§ Instruction: Are you able to quote each entry exactly as written?

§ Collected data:
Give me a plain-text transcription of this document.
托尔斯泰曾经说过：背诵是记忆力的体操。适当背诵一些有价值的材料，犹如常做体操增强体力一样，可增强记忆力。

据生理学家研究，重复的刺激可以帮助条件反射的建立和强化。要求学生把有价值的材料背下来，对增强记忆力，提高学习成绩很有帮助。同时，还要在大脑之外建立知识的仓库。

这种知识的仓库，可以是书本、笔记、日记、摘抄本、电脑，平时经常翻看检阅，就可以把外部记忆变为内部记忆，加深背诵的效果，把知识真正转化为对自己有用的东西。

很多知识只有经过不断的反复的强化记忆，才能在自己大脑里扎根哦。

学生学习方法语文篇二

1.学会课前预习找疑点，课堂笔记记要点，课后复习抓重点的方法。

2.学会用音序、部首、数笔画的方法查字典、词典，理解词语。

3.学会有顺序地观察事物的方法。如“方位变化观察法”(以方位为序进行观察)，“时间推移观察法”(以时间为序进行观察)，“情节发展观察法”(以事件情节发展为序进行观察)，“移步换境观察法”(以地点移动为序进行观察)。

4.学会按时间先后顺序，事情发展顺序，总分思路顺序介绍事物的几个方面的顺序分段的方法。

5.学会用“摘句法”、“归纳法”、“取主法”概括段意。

§ Correct output:
Give me a plain-text transcription of this document.
托尔斯泰曾经说过：背诵是记忆力的体操。适当背诵一些有价值的材料，犹如常做体操增强体力一样，可增强记忆力。

据生理学家研究，重复的刺激可以帮助条件反射的建立和强化。要求学生把有价值的材料背下来，对增强记忆力，提高学习成绩很有帮助。同时，还要在大脑之外建立知识的仓库。

这种知识的仓库，可以是书本、笔记、日记、摘抄本、电脑，平时经常翻看检阅，就可以把外部记忆变为内部记忆，加深背诵的效果，把知识真正转化为对自己有用的东西。

很多知识只有经过不断的反复的强化记忆，才能在自己大脑里扎根哦。

学生学习方法语文篇二

1.学会课前预习找疑点，课堂笔记记要点，课后复习抓重点的方法。

2.学会用音序、部首、数笔画的方法查字典、词典，理解词语。

3.学会有顺序地观察事物的方法。如“方位变化观察法”(以方位为序进行观察)，“时间推移观察法”(以时间为序进行观察)，“情节发展观察法”(以事件情节发展为序进行观察)，“移步换境观察法”(以地点移动为序进行观察)。

4.学会按时间先后顺序，事情发展顺序，总分思路顺序介绍事物的几个方面的顺序分段的方法。

5.学会用“摘句法”、“归纳法”、“取主法”概括段意。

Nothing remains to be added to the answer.